__What the task requires__
All of the material below is to be repeated exactly.

_ _ _

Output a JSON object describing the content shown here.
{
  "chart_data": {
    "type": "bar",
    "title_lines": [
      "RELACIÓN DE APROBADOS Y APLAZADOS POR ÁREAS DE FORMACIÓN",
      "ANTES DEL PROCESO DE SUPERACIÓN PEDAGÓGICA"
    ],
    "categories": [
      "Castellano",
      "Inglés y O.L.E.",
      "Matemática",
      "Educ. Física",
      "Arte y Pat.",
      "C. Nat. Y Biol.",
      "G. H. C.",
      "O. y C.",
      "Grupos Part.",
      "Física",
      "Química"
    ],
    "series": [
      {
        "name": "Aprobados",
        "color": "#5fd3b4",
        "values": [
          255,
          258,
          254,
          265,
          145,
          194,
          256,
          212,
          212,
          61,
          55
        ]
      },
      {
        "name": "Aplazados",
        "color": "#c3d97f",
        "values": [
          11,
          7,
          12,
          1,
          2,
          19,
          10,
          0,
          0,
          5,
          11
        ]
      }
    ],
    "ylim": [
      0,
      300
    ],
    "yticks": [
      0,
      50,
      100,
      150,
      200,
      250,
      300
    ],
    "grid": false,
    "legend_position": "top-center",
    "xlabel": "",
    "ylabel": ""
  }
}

_ _ _

__Reply__
Output a JSON object describing the content shown here.
{
  "chart_data": {
    "type": "bar",
    "title_lines": [
      "RELACIÓN DE APROBADOS Y APLAZADOS POR ÁREAS DE FORMACIÓN",
      "ANTES DEL PROCESO DE SUPERACIÓN PEDAGÓGICA"
    ],
    "categories": [
      "Castellano",
      "Inglés y O.L.E.",
      "Matemática",
      "Educ. Física",
      "Arte y Pat.",
      "C. Nat. Y Biol.",
      "G. H. C.",
      "O. y C.",
      "Grupos Part.",
      "Física",
      "Química"
    ],
    "series": [
      {
        "name": "Aprobados",
        "color": "#5fd3b4",
        "values": [
          255,
          258,
          254,
          265,
          145,
          194,
          256,
          212,
          212,
          61,
          55
        ]
      },
      {
        "name": "Aplazados",
        "color": "#c3d97f",
        "values": [
          11,
          7,
          12,
          1,
          2,
          19,
          10,
          0,
          0,
          5,
          11
        ]
      }
    ],
    "ylim": [
      0,
      300
    ],
    "yticks": [
      0,
      50,
      100,
      150,
      200,
      250,
      300
    ],
    "grid": false,
    "legend_position": "top-center",
    "xlabel": "",
    "ylabel": ""
  }
}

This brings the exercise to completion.